* Begin Input rows *
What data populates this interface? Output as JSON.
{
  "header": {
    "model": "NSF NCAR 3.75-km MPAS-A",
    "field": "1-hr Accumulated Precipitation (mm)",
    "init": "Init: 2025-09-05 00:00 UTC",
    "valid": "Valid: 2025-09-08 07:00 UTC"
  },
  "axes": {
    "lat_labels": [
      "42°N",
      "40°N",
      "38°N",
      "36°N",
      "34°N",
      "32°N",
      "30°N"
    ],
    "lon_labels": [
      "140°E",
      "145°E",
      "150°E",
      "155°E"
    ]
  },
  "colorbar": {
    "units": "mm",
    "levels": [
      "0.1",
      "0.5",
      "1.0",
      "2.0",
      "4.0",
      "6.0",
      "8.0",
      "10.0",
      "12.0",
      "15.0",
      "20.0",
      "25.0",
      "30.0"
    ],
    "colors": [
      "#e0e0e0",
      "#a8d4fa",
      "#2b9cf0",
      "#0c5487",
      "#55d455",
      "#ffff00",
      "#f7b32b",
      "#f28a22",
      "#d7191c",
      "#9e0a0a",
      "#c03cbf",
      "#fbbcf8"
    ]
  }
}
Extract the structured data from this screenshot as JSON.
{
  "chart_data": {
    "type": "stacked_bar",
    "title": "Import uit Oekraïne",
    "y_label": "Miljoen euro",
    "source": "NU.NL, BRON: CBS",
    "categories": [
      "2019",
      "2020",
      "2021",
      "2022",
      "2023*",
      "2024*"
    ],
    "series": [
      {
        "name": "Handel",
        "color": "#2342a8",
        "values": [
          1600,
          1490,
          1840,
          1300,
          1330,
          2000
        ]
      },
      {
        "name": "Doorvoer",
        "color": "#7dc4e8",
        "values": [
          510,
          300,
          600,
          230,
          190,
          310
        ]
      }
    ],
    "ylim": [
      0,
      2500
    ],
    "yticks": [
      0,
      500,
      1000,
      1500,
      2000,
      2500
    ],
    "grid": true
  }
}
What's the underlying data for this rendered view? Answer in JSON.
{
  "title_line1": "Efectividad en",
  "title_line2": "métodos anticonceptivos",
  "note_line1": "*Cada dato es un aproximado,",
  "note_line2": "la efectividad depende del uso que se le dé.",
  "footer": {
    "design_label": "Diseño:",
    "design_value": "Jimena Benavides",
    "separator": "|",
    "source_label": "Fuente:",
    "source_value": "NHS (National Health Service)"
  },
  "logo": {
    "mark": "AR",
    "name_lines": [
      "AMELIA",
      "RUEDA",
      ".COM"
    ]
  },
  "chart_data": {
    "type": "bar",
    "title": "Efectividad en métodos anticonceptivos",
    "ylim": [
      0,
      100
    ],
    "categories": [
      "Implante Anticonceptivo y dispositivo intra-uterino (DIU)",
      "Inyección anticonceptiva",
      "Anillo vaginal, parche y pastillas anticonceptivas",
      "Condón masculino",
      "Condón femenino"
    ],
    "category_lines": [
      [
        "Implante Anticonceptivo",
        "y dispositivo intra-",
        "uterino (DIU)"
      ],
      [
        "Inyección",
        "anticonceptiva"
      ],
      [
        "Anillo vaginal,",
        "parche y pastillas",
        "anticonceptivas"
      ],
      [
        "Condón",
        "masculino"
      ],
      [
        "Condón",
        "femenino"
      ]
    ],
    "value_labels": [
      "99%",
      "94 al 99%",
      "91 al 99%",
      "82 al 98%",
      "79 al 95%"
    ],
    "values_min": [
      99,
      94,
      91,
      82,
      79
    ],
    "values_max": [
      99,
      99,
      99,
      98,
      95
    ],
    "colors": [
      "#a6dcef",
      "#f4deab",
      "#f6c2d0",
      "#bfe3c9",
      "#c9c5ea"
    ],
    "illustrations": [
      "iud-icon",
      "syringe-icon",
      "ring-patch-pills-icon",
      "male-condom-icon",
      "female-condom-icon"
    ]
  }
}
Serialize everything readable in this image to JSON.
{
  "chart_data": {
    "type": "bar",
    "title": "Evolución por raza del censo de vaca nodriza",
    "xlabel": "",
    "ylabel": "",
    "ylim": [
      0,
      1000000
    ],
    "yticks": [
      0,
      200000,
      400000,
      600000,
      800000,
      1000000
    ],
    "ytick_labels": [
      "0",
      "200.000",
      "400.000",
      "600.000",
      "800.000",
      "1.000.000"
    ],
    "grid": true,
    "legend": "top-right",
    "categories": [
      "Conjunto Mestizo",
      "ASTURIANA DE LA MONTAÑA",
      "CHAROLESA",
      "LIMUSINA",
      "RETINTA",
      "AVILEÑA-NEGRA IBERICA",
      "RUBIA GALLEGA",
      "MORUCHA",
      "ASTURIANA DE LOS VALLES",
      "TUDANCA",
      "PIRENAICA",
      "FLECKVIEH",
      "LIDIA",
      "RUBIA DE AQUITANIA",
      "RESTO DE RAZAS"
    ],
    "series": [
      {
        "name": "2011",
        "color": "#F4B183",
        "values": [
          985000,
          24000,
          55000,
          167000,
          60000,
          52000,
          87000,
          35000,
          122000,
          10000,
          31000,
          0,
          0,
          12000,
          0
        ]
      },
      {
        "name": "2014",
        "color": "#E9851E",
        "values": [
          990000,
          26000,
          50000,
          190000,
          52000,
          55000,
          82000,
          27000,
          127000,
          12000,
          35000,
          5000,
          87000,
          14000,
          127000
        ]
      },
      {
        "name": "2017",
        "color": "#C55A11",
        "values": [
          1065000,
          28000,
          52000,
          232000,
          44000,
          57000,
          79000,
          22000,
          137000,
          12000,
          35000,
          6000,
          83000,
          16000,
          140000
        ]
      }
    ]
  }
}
* End Input rows *
■ Aim of the task
Output the records exactly, including every line.

■ Expected answer
What data populates this interface? Output as JSON.
{
  "header": {
    "model": "NSF NCAR 3.75-km MPAS-A",
    "field": "1-hr Accumulated Precipitation (mm)",
    "init": "Init: 2025-09-05 00:00 UTC",
    "valid": "Valid: 2025-09-08 07:00 UTC"
  },
  "axes": {
    "lat_labels": [
      "42°N",
      "40°N",
      "38°N",
      "36°N",
      "34°N",
      "32°N",
      "30°N"
    ],
    "lon_labels": [
      "140°E",
      "145°E",
      "150°E",
      "155°E"
    ]
  },
  "colorbar": {
    "units": "mm",
    "levels": [
      "0.1",
      "0.5",
      "1.0",
      "2.0",
      "4.0",
      "6.0",
      "8.0",
      "10.0",
      "12.0",
      "15.0",
      "20.0",
      "25.0",
      "30.0"
    ],
    "colors": [
      "#e0e0e0",
      "#a8d4fa",
      "#2b9cf0",
      "#0c5487",
      "#55d455",
      "#ffff00",
      "#f7b32b",
      "#f28a22",
      "#d7191c",
      "#9e0a0a",
      "#c03cbf",
      "#fbbcf8"
    ]
  }
}
Extract the structured data from this screenshot as JSON.
{
  "chart_data": {
    "type": "stacked_bar",
    "title": "Import uit Oekraïne",
    "y_label": "Miljoen euro",
    "source": "NU.NL, BRON: CBS",
    "categories": [
      "2019",
      "2020",
      "2021",
      "2022",
      "2023*",
      "2024*"
    ],
    "series": [
      {
        "name": "Handel",
        "color": "#2342a8",
        "values": [
          1600,
          1490,
          1840,
          1300,
          1330,
          2000
        ]
      },
      {
        "name": "Doorvoer",
        "color": "#7dc4e8",
        "values": [
          510,
          300,
          600,
          230,
          190,
          310
        ]
      }
    ],
    "ylim": [
      0,
      2500
    ],
    "yticks": [
      0,
      500,
      1000,
      1500,
      2000,
      2500
    ],
    "grid": true
  }
}
What's the underlying data for this rendered view? Answer in JSON.
{
  "title_line1": "Efectividad en",
  "title_line2": "métodos anticonceptivos",
  "note_line1": "*Cada dato es un aproximado,",
  "note_line2": "la efectividad depende del uso que se le dé.",
  "footer": {
    "design_label": "Diseño:",
    "design_value": "Jimena Benavides",
    "separator": "|",
    "source_label": "Fuente:",
    "source_value": "NHS (National Health Service)"
  },
  "logo": {
    "mark": "AR",
    "name_lines": [
      "AMELIA",
      "RUEDA",
      ".COM"
    ]
  },
  "chart_data": {
    "type": "bar",
    "title": "Efectividad en métodos anticonceptivos",
    "ylim": [
      0,
      100
    ],
    "categories": [
      "Implante Anticonceptivo y dispositivo intra-uterino (DIU)",
      "Inyección anticonceptiva",
      "Anillo vaginal, parche y pastillas anticonceptivas",
      "Condón masculino",
      "Condón femenino"
    ],
    "category_lines": [
      [
        "Implante Anticonceptivo",
        "y dispositivo intra-",
        "uterino (DIU)"
      ],
      [
        "Inyección",
        "anticonceptiva"
      ],
      [
        "Anillo vaginal,",
        "parche y pastillas",
        "anticonceptivas"
      ],
      [
        "Condón",
        "masculino"
      ],
      [
        "Condón",
        "femenino"
      ]
    ],
    "value_labels": [
      "99%",
      "94 al 99%",
      "91 al 99%",
      "82 al 98%",
      "79 al 95%"
    ],
    "values_min": [
      99,
      94,
      91,
      82,
      79
    ],
    "values_max": [
      99,
      99,
      99,
      98,
      95
    ],
    "colors": [
      "#a6dcef",
      "#f4deab",
      "#f6c2d0",
      "#bfe3c9",
      "#c9c5ea"
    ],
    "illustrations": [
      "iud-icon",
      "syringe-icon",
      "ring-patch-pills-icon",
      "male-condom-icon",
      "female-condom-icon"
    ]
  }
}
Serialize everything readable in this image to JSON.
{
  "chart_data": {
    "type": "bar",
    "title": "Evolución por raza del censo de vaca nodriza",
    "xlabel": "",
    "ylabel": "",
    "ylim": [
      0,
      1000000
    ],
    "yticks": [
      0,
      200000,
      400000,
      600000,
      800000,
      1000000
    ],
    "ytick_labels": [
      "0",
      "200.000",
      "400.000",
      "600.000",
      "800.000",
      "1.000.000"
    ],
    "grid": true,
    "legend": "top-right",
    "categories": [
      "Conjunto Mestizo",
      "ASTURIANA DE LA MONTAÑA",
      "CHAROLESA",
      "LIMUSINA",
      "RETINTA",
      "AVILEÑA-NEGRA IBERICA",
      "RUBIA GALLEGA",
      "MORUCHA",
      "ASTURIANA DE LOS VALLES",
      "TUDANCA",
      "PIRENAICA",
      "FLECKVIEH",
      "LIDIA",
      "RUBIA DE AQUITANIA",
      "RESTO DE RAZAS"
    ],
    "series": [
      {
        "name": "2011",
        "color": "#F4B183",
        "values": [
          985000,
          24000,
          55000,
          167000,
          60000,
          52000,
          87000,
          35000,
          122000,
          10000,
          31000,
          0,
          0,
          12000,
          0
        ]
      },
      {
        "name": "2014",
        "color": "#E9851E",
        "values": [
          990000,
          26000,
          50000,
          190000,
          52000,
          55000,
          82000,
          27000,
          127000,
          12000,
          35000,
          5000,
          87000,
          14000,
          127000
        ]
      },
      {
        "name": "2017",
        "color": "#C55A11",
        "values": [
          1065000,
          28000,
          52000,
          232000,
          44000,
          57000,
          79000,
          22000,
          137000,
          12000,
          35000,
          6000,
          83000,
          16000,
          140000
        ]
      }
    ]
  }
}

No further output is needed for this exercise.